(Extracted data entries)
>>>

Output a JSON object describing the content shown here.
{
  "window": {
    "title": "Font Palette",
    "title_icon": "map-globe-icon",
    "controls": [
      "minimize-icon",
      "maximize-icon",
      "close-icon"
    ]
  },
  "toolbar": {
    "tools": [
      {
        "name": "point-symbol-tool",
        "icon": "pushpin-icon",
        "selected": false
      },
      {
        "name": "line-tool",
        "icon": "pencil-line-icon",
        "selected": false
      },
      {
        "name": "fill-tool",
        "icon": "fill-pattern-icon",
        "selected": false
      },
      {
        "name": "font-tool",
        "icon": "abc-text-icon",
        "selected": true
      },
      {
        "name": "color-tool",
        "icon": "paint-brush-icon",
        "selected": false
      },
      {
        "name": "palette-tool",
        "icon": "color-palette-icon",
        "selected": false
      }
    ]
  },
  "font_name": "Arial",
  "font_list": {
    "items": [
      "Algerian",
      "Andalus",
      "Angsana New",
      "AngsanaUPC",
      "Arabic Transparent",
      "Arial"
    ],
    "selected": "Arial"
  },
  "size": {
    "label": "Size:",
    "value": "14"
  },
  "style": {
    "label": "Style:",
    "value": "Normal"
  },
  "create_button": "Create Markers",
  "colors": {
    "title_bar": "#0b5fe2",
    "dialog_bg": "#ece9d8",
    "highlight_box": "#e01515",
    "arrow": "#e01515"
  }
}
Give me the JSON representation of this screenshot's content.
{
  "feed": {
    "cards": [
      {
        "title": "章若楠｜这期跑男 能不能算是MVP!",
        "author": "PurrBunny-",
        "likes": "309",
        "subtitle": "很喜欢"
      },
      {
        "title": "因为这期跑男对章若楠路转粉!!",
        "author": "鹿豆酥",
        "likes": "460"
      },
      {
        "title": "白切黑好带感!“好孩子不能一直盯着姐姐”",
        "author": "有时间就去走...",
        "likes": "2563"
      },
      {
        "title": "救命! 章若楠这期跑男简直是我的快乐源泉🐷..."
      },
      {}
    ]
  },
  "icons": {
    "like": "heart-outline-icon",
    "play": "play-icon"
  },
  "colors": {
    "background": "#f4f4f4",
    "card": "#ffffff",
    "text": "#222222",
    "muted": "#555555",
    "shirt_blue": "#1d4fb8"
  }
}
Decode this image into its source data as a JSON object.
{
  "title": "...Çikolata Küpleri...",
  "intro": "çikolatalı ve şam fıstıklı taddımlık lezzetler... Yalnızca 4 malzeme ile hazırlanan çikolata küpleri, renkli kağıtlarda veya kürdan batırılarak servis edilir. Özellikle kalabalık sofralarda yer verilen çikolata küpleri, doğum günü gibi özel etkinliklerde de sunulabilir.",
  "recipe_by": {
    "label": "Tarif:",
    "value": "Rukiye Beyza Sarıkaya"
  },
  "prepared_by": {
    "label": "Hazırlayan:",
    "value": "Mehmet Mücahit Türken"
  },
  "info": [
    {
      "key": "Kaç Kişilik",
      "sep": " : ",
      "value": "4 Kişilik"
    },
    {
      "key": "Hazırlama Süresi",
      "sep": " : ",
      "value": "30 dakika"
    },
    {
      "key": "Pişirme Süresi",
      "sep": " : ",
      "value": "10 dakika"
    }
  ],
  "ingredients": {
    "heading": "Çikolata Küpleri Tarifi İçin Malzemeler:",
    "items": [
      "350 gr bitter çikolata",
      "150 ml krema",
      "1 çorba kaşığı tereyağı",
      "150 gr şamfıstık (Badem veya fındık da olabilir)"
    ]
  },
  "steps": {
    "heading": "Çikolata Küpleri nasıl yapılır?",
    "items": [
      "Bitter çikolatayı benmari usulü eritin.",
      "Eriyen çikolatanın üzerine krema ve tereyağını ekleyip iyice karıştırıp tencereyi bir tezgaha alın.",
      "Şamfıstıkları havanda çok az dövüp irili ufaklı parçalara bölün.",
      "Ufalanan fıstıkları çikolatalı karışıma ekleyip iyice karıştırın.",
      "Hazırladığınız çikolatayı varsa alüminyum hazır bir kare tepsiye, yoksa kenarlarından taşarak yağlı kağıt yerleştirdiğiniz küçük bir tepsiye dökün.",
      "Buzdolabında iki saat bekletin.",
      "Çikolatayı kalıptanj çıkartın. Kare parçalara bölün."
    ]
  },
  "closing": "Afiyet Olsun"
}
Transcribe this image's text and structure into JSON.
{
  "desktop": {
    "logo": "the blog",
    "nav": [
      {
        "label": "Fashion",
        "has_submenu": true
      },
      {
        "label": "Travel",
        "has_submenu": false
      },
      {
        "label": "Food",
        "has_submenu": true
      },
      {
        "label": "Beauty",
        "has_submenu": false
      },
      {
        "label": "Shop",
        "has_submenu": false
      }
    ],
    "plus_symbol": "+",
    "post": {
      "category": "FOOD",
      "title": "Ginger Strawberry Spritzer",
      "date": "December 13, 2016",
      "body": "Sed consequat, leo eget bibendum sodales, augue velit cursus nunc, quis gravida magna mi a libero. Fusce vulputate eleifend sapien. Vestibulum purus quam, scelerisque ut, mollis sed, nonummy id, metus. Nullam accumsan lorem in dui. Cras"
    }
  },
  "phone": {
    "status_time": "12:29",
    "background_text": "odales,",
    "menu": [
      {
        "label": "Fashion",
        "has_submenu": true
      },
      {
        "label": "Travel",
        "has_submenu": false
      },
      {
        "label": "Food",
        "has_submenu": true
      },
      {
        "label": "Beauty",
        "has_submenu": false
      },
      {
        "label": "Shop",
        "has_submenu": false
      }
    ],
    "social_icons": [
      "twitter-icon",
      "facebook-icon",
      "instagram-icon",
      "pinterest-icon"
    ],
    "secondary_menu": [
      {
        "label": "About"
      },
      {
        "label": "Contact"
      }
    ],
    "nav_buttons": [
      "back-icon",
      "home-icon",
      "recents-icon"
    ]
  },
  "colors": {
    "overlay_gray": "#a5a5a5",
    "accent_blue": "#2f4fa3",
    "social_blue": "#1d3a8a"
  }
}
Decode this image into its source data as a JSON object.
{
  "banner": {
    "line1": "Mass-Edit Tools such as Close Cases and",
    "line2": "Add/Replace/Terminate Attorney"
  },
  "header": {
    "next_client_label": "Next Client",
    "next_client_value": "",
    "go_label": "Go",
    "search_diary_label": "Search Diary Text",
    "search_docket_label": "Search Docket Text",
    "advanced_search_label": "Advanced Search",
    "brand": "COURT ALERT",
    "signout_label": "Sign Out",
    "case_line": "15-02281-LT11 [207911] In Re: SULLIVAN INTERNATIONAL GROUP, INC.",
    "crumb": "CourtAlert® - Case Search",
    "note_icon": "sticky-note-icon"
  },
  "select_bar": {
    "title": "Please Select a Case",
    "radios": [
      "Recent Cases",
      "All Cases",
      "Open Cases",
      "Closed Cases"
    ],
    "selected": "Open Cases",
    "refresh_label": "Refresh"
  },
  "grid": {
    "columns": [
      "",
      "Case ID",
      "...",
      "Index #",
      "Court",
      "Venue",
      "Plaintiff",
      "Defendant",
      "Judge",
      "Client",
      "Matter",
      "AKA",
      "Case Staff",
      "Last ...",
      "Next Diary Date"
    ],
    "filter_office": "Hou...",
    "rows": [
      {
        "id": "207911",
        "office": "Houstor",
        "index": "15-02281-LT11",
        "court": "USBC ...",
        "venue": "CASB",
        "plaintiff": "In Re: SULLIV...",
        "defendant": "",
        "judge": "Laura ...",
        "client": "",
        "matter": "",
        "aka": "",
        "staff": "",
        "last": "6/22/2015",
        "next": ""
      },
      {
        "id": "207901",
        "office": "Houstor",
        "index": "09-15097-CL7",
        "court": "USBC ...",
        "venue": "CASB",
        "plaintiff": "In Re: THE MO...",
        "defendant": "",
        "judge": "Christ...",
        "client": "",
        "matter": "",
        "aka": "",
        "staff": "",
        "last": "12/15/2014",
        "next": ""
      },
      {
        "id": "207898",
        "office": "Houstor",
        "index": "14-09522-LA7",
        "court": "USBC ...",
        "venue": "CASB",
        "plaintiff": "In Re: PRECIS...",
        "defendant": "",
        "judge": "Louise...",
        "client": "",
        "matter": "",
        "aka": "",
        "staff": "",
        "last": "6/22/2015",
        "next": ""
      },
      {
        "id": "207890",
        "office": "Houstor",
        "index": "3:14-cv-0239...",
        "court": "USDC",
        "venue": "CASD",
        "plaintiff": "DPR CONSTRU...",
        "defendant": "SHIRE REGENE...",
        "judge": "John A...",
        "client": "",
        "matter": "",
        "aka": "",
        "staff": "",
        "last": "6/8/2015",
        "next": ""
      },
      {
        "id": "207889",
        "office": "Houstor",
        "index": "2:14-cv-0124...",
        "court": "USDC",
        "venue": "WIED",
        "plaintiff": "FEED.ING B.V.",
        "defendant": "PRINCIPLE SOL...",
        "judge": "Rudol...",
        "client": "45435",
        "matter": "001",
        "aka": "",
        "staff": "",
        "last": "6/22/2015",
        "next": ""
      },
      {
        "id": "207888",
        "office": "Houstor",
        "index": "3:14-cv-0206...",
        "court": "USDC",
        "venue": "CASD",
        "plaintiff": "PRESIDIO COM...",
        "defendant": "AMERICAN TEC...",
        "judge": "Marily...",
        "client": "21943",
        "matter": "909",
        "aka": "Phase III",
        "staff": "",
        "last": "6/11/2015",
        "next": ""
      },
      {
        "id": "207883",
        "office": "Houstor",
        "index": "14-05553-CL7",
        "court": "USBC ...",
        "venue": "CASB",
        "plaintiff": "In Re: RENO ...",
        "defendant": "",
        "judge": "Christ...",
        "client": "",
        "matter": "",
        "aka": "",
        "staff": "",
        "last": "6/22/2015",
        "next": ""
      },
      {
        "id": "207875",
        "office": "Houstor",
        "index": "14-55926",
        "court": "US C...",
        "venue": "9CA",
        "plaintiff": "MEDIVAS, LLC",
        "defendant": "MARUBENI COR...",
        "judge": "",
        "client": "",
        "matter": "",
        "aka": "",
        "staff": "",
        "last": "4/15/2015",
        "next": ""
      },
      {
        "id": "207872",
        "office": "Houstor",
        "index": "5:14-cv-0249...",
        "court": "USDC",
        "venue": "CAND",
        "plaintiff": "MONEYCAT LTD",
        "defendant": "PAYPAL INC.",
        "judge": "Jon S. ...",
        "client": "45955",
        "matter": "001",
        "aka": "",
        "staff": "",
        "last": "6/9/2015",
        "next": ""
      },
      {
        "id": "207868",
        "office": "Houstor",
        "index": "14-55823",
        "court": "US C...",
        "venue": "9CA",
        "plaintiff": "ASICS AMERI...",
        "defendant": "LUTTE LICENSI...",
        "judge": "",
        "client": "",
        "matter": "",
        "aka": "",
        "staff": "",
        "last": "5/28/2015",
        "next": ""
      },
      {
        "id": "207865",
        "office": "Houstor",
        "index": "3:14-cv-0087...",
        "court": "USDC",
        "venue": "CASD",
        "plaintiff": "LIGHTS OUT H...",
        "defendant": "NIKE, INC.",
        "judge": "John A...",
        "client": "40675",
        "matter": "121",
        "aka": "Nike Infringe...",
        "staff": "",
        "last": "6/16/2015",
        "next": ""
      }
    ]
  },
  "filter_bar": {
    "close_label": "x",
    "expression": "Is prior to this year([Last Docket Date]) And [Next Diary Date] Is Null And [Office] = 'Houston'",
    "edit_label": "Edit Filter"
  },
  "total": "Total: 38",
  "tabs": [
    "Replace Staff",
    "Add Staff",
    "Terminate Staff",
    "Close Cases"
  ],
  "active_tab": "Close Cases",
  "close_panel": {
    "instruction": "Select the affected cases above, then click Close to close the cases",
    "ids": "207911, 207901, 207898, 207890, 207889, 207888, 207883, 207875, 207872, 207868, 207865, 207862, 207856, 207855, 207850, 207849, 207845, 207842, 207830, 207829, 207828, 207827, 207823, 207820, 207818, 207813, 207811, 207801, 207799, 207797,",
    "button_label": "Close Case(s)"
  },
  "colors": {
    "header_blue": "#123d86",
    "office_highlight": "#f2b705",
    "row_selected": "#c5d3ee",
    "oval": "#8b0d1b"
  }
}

<<<

Single out each line of the records above with the string "Arial" in it, and copy it.

  "font_name": "Arial",
      "Arial"
    "selected": "Arial"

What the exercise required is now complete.